-- BEGIN RECORDS FOR PROCESSING --

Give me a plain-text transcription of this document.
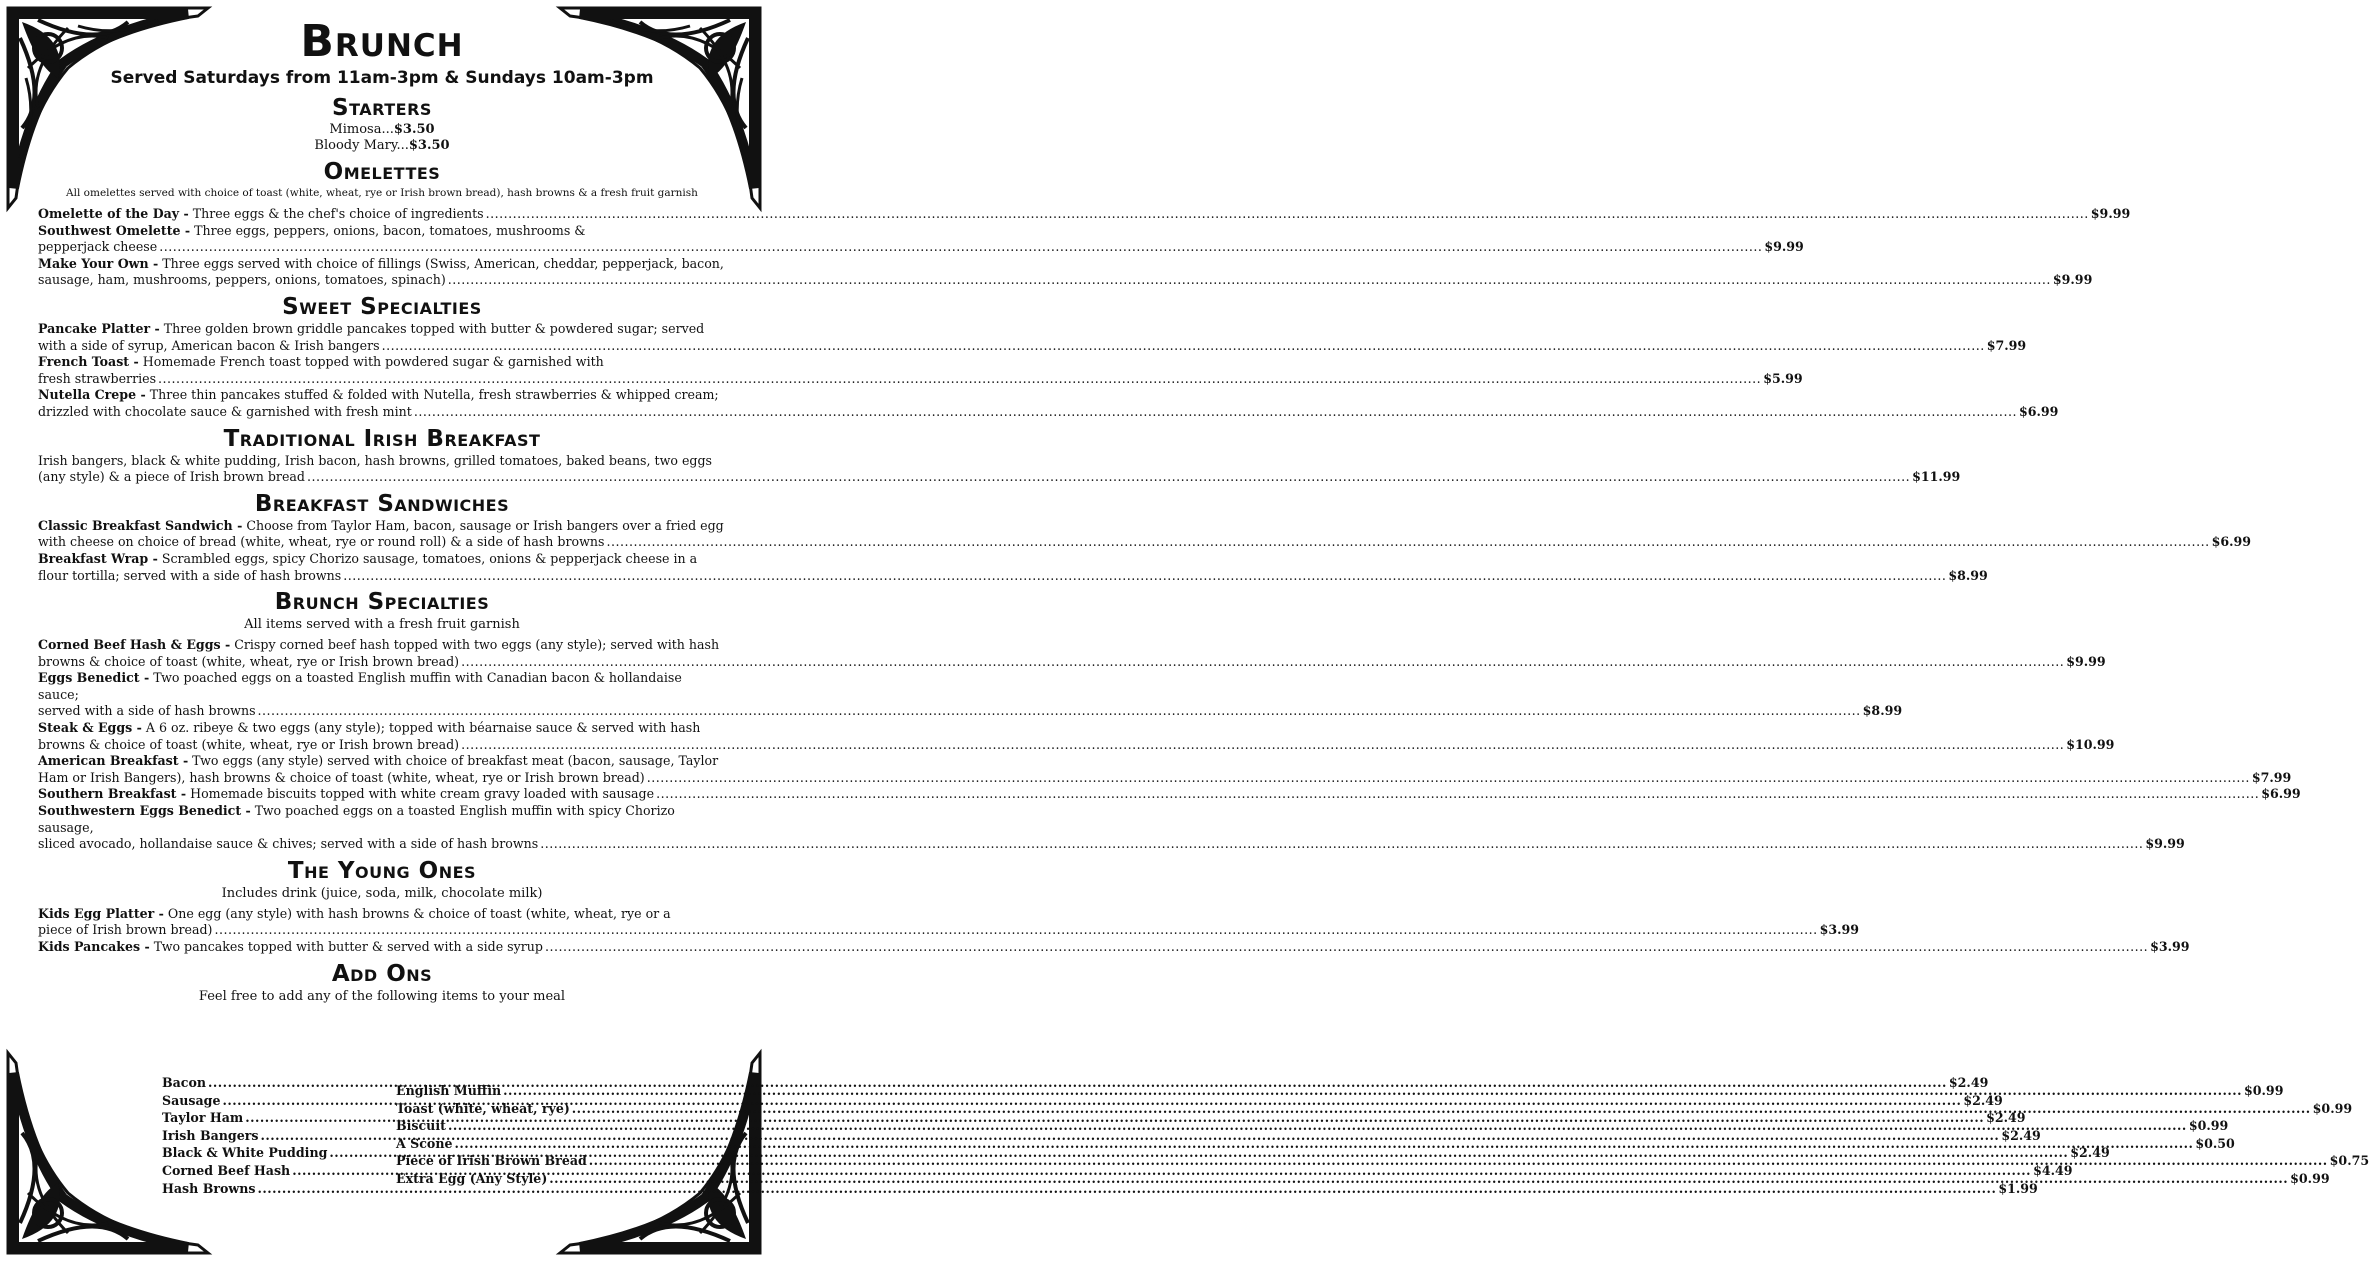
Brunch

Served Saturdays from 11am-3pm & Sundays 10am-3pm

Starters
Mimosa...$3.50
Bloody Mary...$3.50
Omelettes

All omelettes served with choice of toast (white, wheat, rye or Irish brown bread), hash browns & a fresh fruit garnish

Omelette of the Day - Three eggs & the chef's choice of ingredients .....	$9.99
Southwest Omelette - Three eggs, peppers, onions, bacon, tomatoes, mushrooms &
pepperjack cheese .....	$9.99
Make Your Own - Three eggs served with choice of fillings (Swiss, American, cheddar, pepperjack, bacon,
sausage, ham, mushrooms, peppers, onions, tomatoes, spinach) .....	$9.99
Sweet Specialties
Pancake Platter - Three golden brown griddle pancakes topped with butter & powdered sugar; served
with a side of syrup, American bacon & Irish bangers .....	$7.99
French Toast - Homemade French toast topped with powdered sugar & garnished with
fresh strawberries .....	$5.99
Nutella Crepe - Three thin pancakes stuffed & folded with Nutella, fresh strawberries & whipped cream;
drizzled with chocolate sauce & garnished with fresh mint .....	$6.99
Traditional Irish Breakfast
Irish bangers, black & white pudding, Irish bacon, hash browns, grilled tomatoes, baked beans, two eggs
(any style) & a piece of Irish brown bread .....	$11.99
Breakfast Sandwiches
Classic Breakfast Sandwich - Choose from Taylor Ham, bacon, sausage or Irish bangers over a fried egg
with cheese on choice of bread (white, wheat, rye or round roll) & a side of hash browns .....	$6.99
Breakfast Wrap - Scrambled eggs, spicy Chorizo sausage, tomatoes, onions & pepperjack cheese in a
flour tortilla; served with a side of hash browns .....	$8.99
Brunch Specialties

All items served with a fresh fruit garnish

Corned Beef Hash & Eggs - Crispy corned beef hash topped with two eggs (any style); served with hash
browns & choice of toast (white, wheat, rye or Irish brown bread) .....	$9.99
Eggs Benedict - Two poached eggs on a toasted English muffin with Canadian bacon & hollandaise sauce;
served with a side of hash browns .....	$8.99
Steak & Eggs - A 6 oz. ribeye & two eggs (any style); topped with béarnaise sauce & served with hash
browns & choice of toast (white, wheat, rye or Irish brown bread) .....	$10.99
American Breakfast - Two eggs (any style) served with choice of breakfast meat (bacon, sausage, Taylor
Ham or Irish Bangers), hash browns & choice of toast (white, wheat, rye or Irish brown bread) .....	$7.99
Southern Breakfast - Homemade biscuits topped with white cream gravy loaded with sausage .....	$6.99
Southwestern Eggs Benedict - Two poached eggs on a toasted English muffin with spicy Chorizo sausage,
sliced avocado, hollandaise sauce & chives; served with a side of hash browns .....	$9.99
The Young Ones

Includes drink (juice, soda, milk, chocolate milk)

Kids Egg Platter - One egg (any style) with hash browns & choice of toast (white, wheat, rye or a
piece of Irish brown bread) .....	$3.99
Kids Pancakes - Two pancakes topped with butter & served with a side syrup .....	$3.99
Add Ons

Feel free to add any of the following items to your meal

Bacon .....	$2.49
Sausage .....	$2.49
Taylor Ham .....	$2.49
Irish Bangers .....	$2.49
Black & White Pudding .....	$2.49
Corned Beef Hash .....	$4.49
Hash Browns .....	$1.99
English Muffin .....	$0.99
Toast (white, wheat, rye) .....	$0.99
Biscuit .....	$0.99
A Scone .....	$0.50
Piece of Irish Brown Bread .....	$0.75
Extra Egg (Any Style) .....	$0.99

-- END RECORDS FOR PROCESSING --

#### STATED EXERCISE:
Output the entries above exactly, without their pictures.

#### TASK ANSWER:
Give me a plain-text transcription of this document.
Brunch

Served Saturdays from 11am-3pm & Sundays 10am-3pm

Starters
Mimosa...$3.50
Bloody Mary...$3.50
Omelettes

All omelettes served with choice of toast (white, wheat, rye or Irish brown bread), hash browns & a fresh fruit garnish

Omelette of the Day - Three eggs & the chef's choice of ingredients .....	$9.99
Southwest Omelette - Three eggs, peppers, onions, bacon, tomatoes, mushrooms &
pepperjack cheese .....	$9.99
Make Your Own - Three eggs served with choice of fillings (Swiss, American, cheddar, pepperjack, bacon,
sausage, ham, mushrooms, peppers, onions, tomatoes, spinach) .....	$9.99
Sweet Specialties
Pancake Platter - Three golden brown griddle pancakes topped with butter & powdered sugar; served
with a side of syrup, American bacon & Irish bangers .....	$7.99
French Toast - Homemade French toast topped with powdered sugar & garnished with
fresh strawberries .....	$5.99
Nutella Crepe - Three thin pancakes stuffed & folded with Nutella, fresh strawberries & whipped cream;
drizzled with chocolate sauce & garnished with fresh mint .....	$6.99
Traditional Irish Breakfast
Irish bangers, black & white pudding, Irish bacon, hash browns, grilled tomatoes, baked beans, two eggs
(any style) & a piece of Irish brown bread .....	$11.99
Breakfast Sandwiches
Classic Breakfast Sandwich - Choose from Taylor Ham, bacon, sausage or Irish bangers over a fried egg
with cheese on choice of bread (white, wheat, rye or round roll) & a side of hash browns .....	$6.99
Breakfast Wrap - Scrambled eggs, spicy Chorizo sausage, tomatoes, onions & pepperjack cheese in a
flour tortilla; served with a side of hash browns .....	$8.99
Brunch Specialties

All items served with a fresh fruit garnish

Corned Beef Hash & Eggs - Crispy corned beef hash topped with two eggs (any style); served with hash
browns & choice of toast (white, wheat, rye or Irish brown bread) .....	$9.99
Eggs Benedict - Two poached eggs on a toasted English muffin with Canadian bacon & hollandaise sauce;
served with a side of hash browns .....	$8.99
Steak & Eggs - A 6 oz. ribeye & two eggs (any style); topped with béarnaise sauce & served with hash
browns & choice of toast (white, wheat, rye or Irish brown bread) .....	$10.99
American Breakfast - Two eggs (any style) served with choice of breakfast meat (bacon, sausage, Taylor
Ham or Irish Bangers), hash browns & choice of toast (white, wheat, rye or Irish brown bread) .....	$7.99
Southern Breakfast - Homemade biscuits topped with white cream gravy loaded with sausage .....	$6.99
Southwestern Eggs Benedict - Two poached eggs on a toasted English muffin with spicy Chorizo sausage,
sliced avocado, hollandaise sauce & chives; served with a side of hash browns .....	$9.99
The Young Ones

Includes drink (juice, soda, milk, chocolate milk)

Kids Egg Platter - One egg (any style) with hash browns & choice of toast (white, wheat, rye or a
piece of Irish brown bread) .....	$3.99
Kids Pancakes - Two pancakes topped with butter & served with a side syrup .....	$3.99
Add Ons

Feel free to add any of the following items to your meal

Bacon .....	$2.49
Sausage .....	$2.49
Taylor Ham .....	$2.49
Irish Bangers .....	$2.49
Black & White Pudding .....	$2.49
Corned Beef Hash .....	$4.49
Hash Browns .....	$1.99
English Muffin .....	$0.99
Toast (white, wheat, rye) .....	$0.99
Biscuit .....	$0.99
A Scone .....	$0.50
Piece of Irish Brown Bread .....	$0.75
Extra Egg (Any Style) .....	$0.99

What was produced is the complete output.